Copy each line of the material below that includes the string "this".

[start Dataset extract]

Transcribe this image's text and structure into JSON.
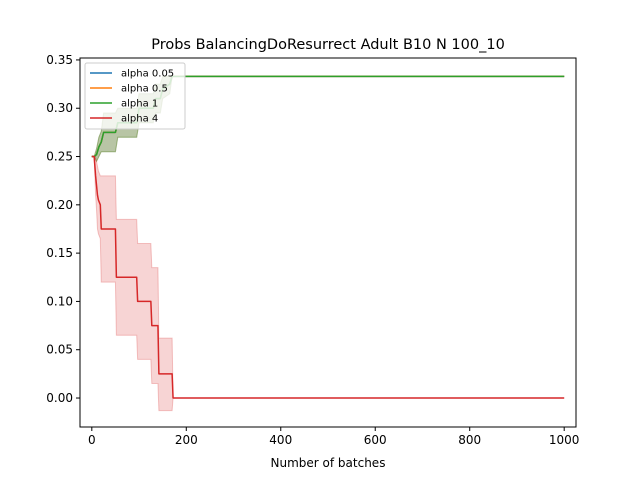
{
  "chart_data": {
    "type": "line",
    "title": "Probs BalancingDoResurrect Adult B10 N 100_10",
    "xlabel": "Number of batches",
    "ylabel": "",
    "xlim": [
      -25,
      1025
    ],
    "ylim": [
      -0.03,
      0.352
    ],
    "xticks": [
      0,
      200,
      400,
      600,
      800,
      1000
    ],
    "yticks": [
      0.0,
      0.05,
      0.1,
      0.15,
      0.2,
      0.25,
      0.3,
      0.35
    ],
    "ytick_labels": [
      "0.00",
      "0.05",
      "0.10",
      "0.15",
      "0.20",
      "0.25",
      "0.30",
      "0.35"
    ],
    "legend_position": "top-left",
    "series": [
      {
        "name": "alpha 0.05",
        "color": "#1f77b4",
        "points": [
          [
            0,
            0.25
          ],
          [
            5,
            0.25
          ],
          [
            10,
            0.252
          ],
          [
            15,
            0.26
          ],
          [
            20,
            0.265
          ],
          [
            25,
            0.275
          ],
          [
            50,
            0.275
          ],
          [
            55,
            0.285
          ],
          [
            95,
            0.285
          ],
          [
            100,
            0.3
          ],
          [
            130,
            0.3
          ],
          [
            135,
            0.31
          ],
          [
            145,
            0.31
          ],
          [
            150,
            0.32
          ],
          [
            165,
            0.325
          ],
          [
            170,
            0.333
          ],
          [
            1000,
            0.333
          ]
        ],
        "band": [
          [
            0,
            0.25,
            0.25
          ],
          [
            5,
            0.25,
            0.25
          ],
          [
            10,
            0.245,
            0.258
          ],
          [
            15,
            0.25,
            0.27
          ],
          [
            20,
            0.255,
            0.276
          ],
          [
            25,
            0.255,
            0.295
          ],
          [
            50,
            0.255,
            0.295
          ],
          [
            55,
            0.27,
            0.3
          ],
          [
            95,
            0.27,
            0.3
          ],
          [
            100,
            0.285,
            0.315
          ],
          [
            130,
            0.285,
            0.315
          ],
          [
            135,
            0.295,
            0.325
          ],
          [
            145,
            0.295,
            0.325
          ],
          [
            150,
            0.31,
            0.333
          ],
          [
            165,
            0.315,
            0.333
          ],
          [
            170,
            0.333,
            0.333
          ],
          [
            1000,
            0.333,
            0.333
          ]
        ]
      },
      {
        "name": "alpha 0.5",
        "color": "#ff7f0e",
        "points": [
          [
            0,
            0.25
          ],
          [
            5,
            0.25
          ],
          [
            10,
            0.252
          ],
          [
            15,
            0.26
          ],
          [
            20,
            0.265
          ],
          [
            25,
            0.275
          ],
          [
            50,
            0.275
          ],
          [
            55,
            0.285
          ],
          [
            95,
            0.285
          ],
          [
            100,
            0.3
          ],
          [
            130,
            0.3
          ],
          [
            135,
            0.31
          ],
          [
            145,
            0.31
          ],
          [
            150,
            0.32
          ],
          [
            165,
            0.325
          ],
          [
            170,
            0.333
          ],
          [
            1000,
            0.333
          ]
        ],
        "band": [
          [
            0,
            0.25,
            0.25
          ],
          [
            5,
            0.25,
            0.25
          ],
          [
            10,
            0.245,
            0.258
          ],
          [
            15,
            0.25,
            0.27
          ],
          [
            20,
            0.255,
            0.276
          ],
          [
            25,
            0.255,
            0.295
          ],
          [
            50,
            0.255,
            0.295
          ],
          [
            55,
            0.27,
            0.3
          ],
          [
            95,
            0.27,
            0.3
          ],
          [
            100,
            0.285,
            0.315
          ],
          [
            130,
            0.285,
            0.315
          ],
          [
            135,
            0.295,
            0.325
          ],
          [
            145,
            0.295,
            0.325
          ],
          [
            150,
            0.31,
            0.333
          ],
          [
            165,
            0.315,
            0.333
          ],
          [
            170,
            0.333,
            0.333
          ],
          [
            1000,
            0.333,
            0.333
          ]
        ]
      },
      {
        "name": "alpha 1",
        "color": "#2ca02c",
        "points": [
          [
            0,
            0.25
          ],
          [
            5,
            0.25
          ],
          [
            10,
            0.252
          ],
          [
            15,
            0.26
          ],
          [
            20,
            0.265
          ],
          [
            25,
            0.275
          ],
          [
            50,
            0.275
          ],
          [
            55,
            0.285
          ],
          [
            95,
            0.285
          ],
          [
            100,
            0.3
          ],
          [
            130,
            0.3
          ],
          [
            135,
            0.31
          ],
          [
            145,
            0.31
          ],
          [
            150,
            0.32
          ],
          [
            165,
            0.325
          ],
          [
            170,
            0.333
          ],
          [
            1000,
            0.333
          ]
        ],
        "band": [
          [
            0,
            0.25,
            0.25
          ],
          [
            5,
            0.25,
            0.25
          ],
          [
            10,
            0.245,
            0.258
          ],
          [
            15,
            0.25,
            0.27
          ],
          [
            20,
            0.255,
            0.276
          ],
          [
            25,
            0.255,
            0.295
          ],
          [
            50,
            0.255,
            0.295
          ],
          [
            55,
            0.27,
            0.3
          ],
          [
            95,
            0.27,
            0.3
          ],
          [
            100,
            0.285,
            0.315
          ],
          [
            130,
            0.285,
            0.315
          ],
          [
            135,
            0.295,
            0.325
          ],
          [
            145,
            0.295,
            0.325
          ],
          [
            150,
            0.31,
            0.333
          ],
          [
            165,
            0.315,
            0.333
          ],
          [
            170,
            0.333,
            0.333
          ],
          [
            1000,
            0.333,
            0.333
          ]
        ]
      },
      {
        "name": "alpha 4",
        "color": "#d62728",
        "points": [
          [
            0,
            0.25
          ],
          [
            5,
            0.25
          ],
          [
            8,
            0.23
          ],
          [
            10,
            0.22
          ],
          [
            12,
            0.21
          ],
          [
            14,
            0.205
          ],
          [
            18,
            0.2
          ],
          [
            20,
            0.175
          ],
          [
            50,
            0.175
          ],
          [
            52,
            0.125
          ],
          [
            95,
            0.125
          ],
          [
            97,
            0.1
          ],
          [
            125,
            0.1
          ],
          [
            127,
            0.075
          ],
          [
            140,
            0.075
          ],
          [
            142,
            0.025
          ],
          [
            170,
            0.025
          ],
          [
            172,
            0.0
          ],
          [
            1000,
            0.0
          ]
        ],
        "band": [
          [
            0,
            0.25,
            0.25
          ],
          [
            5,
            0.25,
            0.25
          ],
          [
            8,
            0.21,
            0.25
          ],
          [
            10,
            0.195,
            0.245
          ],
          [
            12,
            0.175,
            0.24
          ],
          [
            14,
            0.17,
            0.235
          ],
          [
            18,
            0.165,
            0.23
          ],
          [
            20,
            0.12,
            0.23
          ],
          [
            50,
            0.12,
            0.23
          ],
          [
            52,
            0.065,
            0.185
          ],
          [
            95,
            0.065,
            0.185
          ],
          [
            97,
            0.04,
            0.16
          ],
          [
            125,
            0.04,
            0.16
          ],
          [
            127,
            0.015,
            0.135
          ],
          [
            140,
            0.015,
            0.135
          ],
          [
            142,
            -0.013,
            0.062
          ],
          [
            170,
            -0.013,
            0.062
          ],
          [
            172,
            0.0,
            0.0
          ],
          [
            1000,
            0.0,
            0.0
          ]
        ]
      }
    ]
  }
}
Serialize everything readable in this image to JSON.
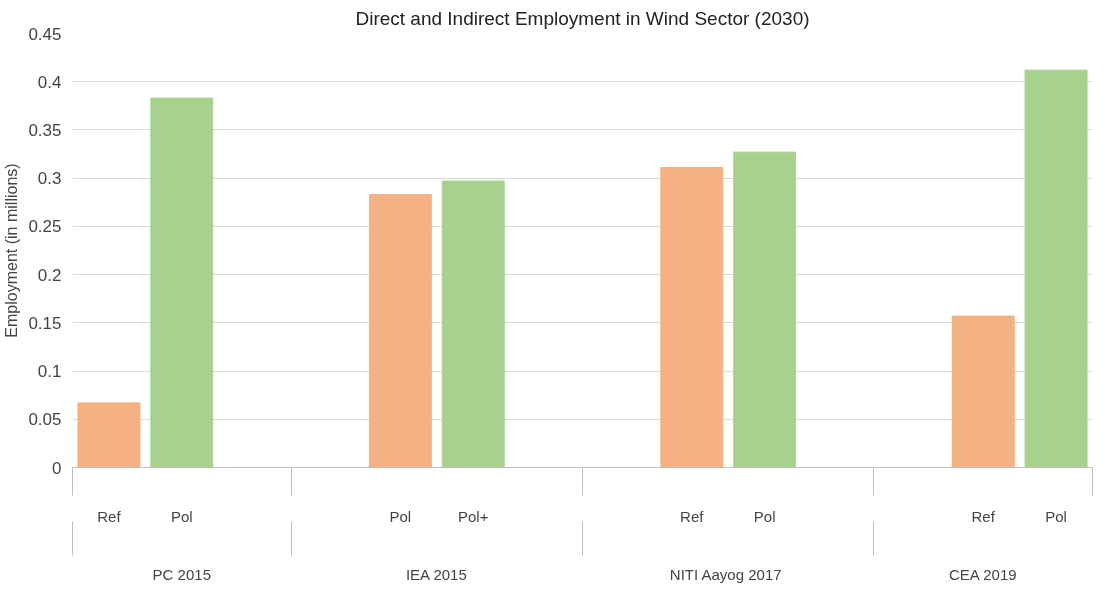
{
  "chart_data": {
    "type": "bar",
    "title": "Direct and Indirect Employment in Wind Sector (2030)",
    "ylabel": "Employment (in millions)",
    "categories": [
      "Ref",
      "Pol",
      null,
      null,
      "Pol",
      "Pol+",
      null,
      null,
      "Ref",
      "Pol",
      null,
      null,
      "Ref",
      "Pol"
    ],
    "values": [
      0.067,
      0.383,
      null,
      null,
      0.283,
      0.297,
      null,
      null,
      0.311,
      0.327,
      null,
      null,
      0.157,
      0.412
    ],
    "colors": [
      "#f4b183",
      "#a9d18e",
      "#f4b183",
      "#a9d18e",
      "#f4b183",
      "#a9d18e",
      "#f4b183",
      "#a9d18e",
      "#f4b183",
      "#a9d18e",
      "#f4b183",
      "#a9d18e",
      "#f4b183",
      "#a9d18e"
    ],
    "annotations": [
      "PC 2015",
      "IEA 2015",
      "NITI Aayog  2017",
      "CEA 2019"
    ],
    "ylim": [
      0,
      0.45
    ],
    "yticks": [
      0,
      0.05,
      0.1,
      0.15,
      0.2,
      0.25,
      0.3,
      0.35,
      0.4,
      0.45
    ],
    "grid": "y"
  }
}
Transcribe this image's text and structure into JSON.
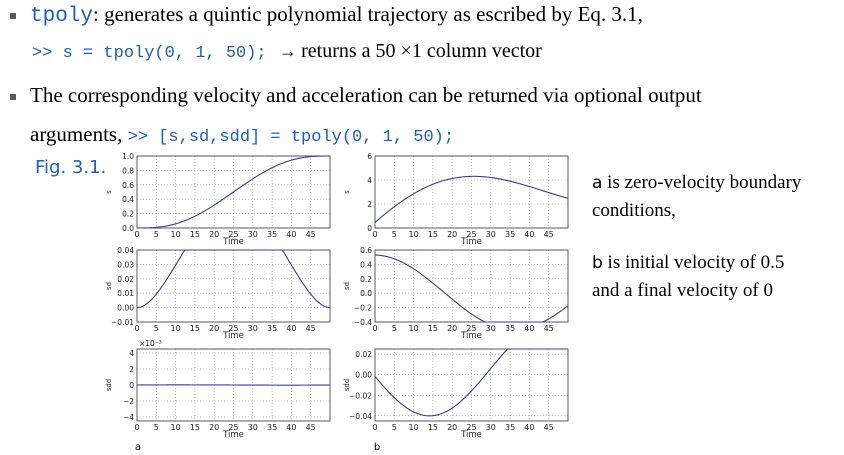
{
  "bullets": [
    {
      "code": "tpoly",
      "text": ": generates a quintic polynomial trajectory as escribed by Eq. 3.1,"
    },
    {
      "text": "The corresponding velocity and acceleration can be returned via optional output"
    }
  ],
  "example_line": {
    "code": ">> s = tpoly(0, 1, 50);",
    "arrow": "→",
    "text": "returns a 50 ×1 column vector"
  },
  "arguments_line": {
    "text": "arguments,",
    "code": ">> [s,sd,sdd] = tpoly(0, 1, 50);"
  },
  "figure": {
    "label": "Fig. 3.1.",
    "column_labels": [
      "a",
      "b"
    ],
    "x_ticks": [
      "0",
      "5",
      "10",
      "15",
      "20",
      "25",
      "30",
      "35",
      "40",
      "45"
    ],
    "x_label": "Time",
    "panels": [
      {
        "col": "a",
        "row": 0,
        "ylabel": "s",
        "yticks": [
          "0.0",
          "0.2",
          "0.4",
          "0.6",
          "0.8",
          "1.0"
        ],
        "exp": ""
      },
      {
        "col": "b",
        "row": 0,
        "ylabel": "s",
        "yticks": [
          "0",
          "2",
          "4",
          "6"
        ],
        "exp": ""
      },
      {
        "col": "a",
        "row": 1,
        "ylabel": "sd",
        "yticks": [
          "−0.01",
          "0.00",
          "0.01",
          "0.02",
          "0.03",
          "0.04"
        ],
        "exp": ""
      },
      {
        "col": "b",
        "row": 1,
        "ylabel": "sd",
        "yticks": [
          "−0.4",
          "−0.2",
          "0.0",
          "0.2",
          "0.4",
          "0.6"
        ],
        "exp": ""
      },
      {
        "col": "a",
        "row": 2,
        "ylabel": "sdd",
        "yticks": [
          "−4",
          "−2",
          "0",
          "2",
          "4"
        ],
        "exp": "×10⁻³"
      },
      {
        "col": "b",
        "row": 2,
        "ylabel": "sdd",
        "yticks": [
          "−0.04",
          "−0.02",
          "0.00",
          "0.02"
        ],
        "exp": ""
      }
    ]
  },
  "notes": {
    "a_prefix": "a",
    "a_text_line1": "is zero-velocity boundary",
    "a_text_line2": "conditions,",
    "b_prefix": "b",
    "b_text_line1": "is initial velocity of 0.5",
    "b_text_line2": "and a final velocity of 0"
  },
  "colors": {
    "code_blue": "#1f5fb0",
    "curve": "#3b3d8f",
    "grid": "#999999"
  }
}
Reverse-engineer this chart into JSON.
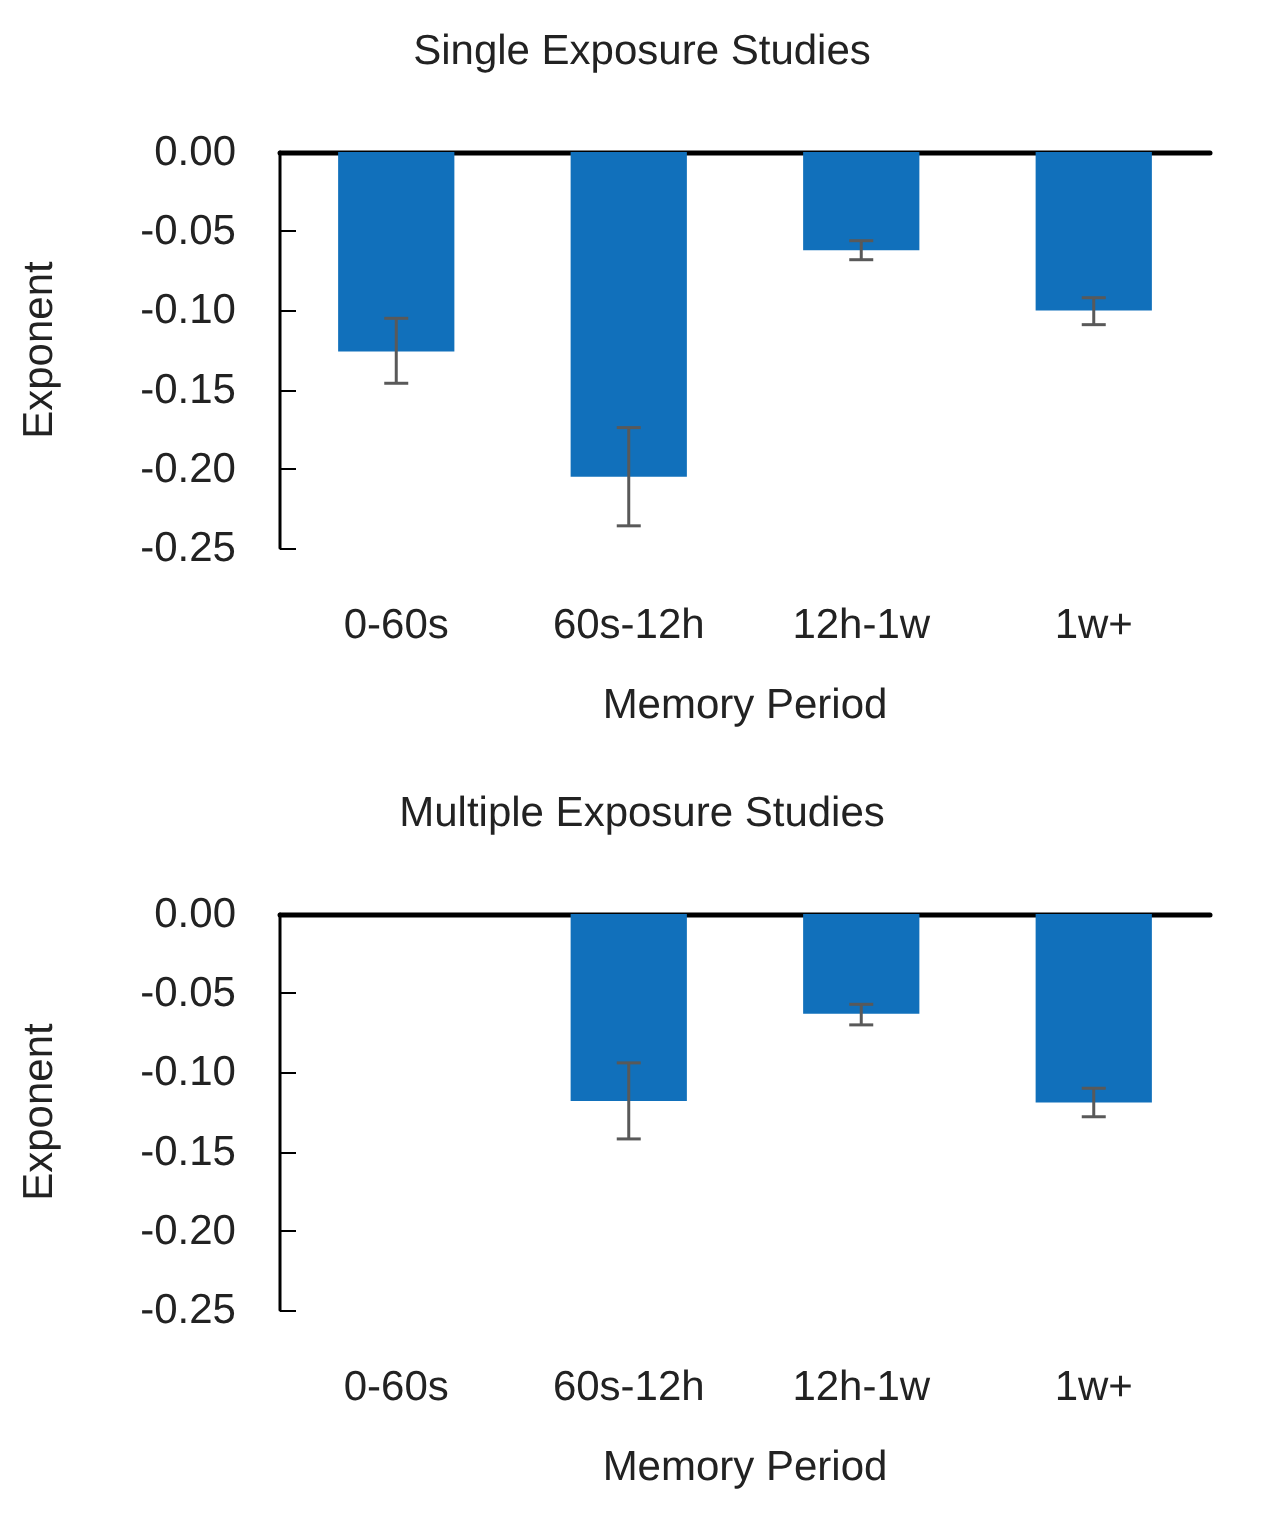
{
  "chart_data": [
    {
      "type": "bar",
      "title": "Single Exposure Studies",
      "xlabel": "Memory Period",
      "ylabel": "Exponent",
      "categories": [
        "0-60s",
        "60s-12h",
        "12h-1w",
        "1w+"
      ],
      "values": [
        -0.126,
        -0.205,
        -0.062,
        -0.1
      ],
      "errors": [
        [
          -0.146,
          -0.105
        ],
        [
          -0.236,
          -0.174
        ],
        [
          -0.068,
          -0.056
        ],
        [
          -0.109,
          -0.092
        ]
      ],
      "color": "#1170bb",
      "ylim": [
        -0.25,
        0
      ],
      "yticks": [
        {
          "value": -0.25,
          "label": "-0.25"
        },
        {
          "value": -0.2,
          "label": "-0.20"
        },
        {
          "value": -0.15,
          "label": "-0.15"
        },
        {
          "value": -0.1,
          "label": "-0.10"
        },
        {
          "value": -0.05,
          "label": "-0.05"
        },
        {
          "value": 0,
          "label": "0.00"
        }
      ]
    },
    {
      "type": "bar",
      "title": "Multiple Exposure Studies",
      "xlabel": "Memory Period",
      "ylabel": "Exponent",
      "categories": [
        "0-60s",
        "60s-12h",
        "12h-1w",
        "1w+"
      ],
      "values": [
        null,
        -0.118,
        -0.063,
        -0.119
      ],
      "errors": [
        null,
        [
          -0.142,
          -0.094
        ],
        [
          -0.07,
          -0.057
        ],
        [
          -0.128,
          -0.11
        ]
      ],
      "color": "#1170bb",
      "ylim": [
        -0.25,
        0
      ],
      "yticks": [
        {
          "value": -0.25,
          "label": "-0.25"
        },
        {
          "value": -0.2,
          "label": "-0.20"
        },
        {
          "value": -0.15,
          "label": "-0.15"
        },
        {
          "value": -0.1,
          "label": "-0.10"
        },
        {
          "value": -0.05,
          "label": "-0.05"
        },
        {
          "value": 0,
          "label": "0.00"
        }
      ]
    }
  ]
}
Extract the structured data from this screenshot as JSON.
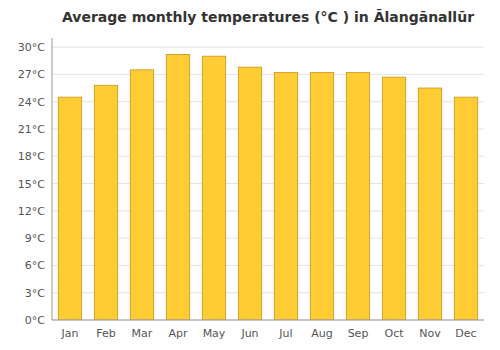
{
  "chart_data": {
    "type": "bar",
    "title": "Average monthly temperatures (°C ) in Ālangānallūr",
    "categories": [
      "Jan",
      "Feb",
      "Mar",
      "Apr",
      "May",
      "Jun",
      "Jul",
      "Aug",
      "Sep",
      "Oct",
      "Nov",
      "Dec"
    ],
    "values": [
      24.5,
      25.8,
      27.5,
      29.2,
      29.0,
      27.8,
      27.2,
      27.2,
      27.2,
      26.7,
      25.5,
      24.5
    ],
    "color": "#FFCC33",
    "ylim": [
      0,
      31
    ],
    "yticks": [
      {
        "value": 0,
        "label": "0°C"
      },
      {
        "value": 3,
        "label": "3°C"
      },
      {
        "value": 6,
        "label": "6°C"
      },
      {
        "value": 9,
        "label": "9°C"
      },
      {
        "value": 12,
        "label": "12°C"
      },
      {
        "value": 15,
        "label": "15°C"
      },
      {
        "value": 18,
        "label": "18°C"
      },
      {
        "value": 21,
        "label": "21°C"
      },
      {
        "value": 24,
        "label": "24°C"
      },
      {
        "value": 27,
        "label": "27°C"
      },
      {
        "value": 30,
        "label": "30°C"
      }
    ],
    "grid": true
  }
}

[end Dataset extract]

■ **Exercise output**
Transcribe this image's text and structure into JSON.
Serialize everything readable in this image to JSON.
Transcribe this image's text and structure into JSON.
Reverse-engineer this chart into JSON.
Extract the structured data from this screenshot as JSON.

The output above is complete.